● Listed entries
-- Start --

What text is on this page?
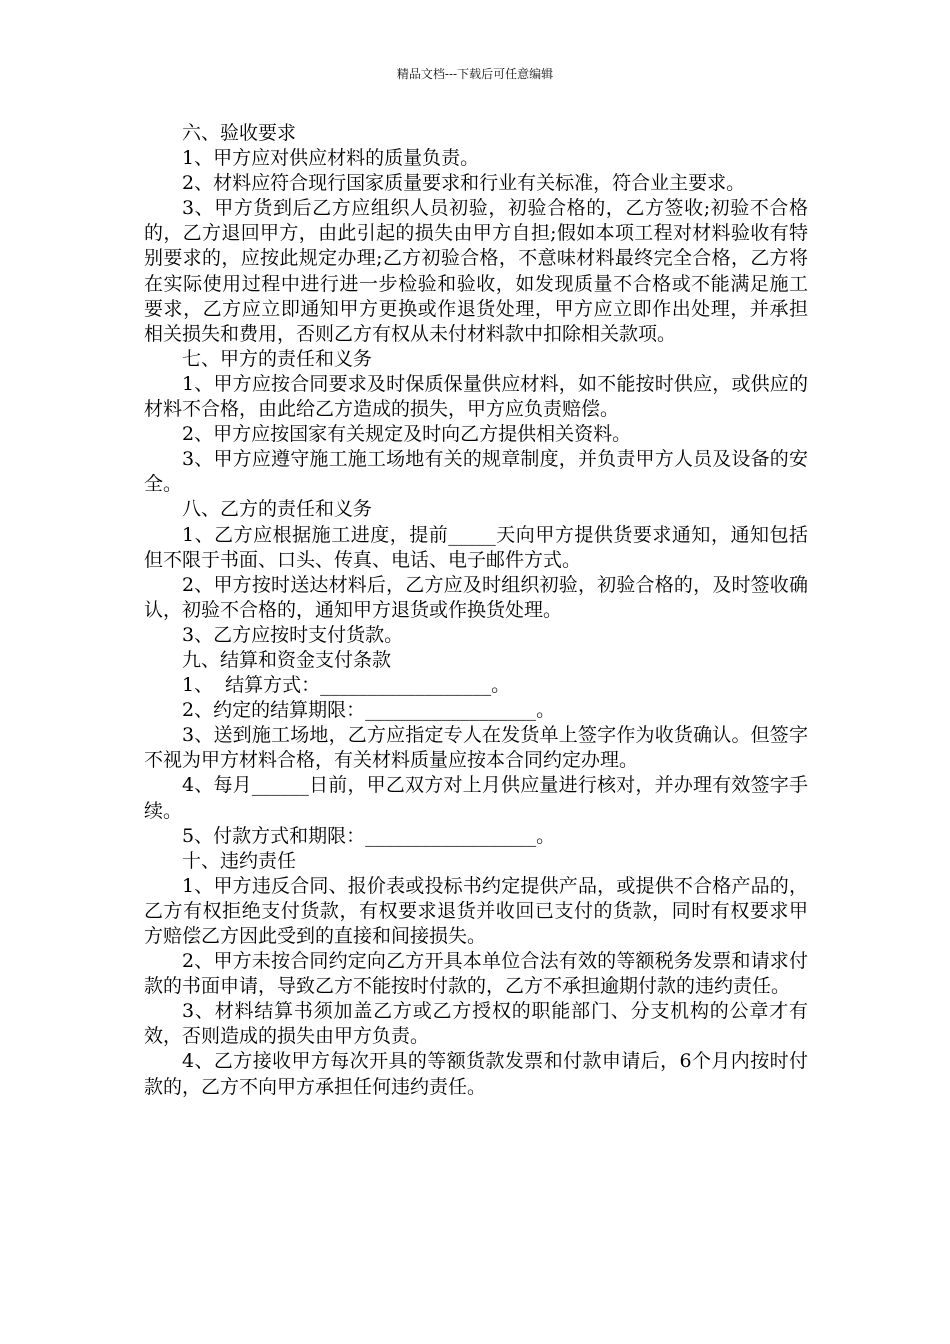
精品文档---下载后可任意编辑

六、验收要求

1、甲方应对供应材料的质量负责。

2、材料应符合现行国家质量要求和行业有关标准，符合业主要求。

3、甲方货到后乙方应组织人员初验，初验合格的，乙方签收;初验不合格的，乙方退回甲方，由此引起的损失由甲方自担;假如本项工程对材料验收有特别要求的，应按此规定办理;乙方初验合格，不意味材料最终完全合格，乙方将在实际使用过程中进行进一步检验和验收，如发现质量不合格或不能满足施工要求，乙方应立即通知甲方更换或作退货处理，甲方应立即作出处理，并承担相关损失和费用，否则乙方有权从未付材料款中扣除相关款项。

七、甲方的责任和义务

1、甲方应按合同要求及时保质保量供应材料，如不能按时供应，或供应的材料不合格，由此给乙方造成的损失，甲方应负责赔偿。

2、甲方应按国家有关规定及时向乙方提供相关资料。

3、甲方应遵守施工施工场地有关的规章制度，并负责甲方人员及设备的安全。

八、乙方的责任和义务

1、乙方应根据施工进度，提前_____天向甲方提供货要求通知，通知包括但不限于书面、口头、传真、电话、电子邮件方式。

2、甲方按时送达材料后，乙方应及时组织初验，初验合格的，及时签收确认，初验不合格的，通知甲方退货或作换货处理。

3、乙方应按时支付货款。

九、结算和资金支付条款

1、  结算方式：__________________。

2、约定的结算期限：__________________。

3、送到施工场地，乙方应指定专人在发货单上签字作为收货确认。但签字不视为甲方材料合格，有关材料质量应按本合同约定办理。

4、每月______日前，甲乙双方对上月供应量进行核对，并办理有效签字手续。

5、付款方式和期限：__________________。

十、违约责任

1、甲方违反合同、报价表或投标书约定提供产品，或提供不合格产品的，乙方有权拒绝支付货款，有权要求退货并收回已支付的货款，同时有权要求甲方赔偿乙方因此受到的直接和间接损失。

2、甲方未按合同约定向乙方开具本单位合法有效的等额税务发票和请求付款的书面申请，导致乙方不能按时付款的，乙方不承担逾期付款的违约责任。

3、材料结算书须加盖乙方或乙方授权的职能部门、分支机构的公章才有效，否则造成的损失由甲方负责。

4、乙方接收甲方每次开具的等额货款发票和付款申请后，6个月内按时付款的，乙方不向甲方承担任何违约责任。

-- End --

● Challenge
Tally the lines of the records holding the word "初验不合格的", then state only the tally.

● Solution for this exercise
2